*** Information supplied

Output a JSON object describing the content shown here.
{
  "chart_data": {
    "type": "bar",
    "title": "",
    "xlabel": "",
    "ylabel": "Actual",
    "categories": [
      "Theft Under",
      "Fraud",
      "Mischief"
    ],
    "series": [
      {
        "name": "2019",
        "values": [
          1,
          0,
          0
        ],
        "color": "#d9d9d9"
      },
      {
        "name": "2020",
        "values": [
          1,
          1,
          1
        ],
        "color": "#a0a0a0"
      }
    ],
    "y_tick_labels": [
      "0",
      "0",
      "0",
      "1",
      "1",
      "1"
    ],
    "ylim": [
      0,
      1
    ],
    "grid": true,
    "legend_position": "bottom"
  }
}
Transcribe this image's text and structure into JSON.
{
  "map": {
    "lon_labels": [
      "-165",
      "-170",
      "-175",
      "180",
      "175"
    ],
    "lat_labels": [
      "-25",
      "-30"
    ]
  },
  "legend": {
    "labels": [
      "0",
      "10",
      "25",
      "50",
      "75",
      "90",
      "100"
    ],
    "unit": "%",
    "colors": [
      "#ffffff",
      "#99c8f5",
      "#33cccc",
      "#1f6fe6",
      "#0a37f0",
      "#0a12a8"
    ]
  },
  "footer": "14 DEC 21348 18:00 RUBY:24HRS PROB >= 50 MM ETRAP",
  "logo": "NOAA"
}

******

:: What you are asked to do ::
All of the data needs to be reproduced exactly, with no line missing.

:: Written answer ::
Output a JSON object describing the content shown here.
{
  "chart_data": {
    "type": "bar",
    "title": "",
    "xlabel": "",
    "ylabel": "Actual",
    "categories": [
      "Theft Under",
      "Fraud",
      "Mischief"
    ],
    "series": [
      {
        "name": "2019",
        "values": [
          1,
          0,
          0
        ],
        "color": "#d9d9d9"
      },
      {
        "name": "2020",
        "values": [
          1,
          1,
          1
        ],
        "color": "#a0a0a0"
      }
    ],
    "y_tick_labels": [
      "0",
      "0",
      "0",
      "1",
      "1",
      "1"
    ],
    "ylim": [
      0,
      1
    ],
    "grid": true,
    "legend_position": "bottom"
  }
}
Transcribe this image's text and structure into JSON.
{
  "map": {
    "lon_labels": [
      "-165",
      "-170",
      "-175",
      "180",
      "175"
    ],
    "lat_labels": [
      "-25",
      "-30"
    ]
  },
  "legend": {
    "labels": [
      "0",
      "10",
      "25",
      "50",
      "75",
      "90",
      "100"
    ],
    "unit": "%",
    "colors": [
      "#ffffff",
      "#99c8f5",
      "#33cccc",
      "#1f6fe6",
      "#0a37f0",
      "#0a12a8"
    ]
  },
  "footer": "14 DEC 21348 18:00 RUBY:24HRS PROB >= 50 MM ETRAP",
  "logo": "NOAA"
}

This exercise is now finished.